**Written request**
Search the material below for the string "Weather" and extract each line that has it.

**Given entries**
--- Begin ---

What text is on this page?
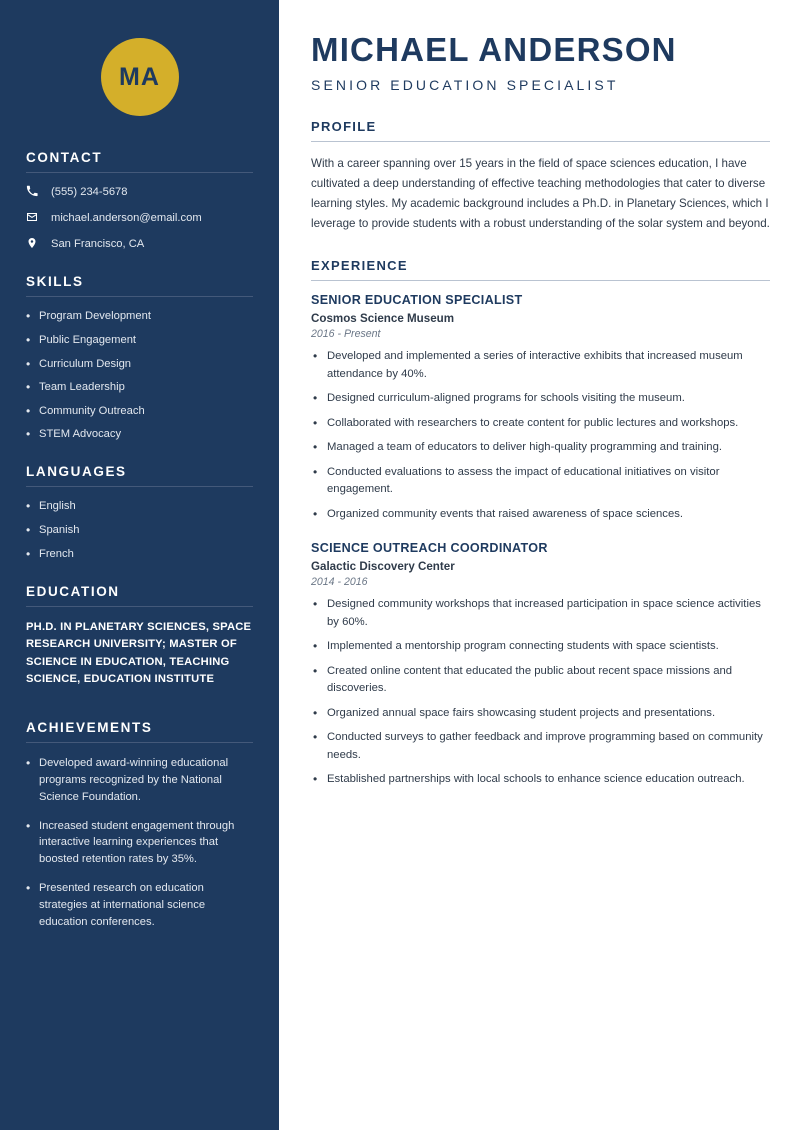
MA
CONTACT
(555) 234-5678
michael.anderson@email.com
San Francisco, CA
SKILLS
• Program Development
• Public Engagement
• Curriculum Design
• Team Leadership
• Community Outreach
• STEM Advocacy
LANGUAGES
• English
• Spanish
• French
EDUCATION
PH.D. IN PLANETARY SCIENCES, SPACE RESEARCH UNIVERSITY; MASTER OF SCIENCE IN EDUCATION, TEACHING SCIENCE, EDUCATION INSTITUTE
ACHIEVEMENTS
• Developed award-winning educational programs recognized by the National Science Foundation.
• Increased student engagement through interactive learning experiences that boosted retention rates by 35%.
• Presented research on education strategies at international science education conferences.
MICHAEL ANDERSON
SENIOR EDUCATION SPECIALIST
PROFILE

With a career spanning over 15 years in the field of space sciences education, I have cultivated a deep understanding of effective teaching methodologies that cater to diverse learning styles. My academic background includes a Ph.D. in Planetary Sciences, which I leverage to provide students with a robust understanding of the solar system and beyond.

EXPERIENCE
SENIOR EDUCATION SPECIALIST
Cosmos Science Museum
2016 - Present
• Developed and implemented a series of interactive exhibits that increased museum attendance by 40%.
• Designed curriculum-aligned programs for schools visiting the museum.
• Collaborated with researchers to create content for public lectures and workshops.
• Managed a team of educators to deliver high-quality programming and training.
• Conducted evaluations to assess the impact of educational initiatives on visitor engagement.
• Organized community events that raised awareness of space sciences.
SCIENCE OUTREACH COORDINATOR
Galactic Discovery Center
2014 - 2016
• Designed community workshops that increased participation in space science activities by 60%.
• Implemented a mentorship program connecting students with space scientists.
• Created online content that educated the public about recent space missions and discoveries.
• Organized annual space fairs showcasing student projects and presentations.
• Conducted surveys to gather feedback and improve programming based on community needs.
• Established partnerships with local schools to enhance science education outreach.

--- End ---
--- Begin ---

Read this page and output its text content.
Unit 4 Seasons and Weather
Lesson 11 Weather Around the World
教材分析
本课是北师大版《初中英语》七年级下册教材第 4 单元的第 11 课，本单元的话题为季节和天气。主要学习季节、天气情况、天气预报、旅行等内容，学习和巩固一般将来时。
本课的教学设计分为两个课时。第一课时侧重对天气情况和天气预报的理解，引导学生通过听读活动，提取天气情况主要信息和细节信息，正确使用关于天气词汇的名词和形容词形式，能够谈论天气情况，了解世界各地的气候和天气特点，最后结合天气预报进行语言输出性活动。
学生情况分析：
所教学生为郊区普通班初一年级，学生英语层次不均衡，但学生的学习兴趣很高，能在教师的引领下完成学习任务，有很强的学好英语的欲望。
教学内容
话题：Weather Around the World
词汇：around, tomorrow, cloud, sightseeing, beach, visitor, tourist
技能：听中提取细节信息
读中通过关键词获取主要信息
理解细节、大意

--- End ---
--- Begin ---

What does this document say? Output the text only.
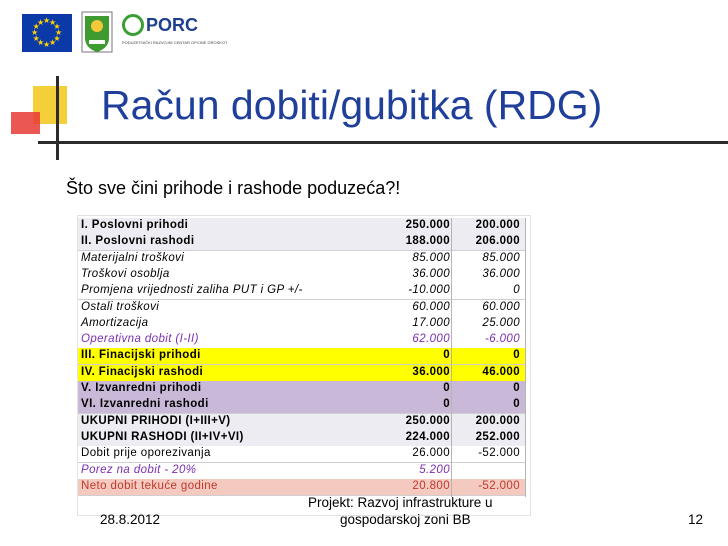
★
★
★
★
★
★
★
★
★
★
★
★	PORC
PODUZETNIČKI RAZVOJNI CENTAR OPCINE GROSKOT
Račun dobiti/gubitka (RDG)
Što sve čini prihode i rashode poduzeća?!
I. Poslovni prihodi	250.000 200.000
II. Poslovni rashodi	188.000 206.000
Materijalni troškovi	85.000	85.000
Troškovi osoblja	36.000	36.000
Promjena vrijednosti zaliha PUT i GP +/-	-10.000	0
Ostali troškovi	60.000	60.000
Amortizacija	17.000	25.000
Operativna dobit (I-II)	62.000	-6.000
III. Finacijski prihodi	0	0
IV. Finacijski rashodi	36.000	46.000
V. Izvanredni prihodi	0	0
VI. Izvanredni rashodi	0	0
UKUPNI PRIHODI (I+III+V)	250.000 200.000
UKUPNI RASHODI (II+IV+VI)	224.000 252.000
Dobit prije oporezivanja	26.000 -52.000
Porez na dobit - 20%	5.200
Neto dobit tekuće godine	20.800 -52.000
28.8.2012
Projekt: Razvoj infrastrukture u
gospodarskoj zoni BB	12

--- End ---

**Expected answer**
Unit 4 Seasons and Weather
Lesson 11 Weather Around the World
话题：Weather Around the World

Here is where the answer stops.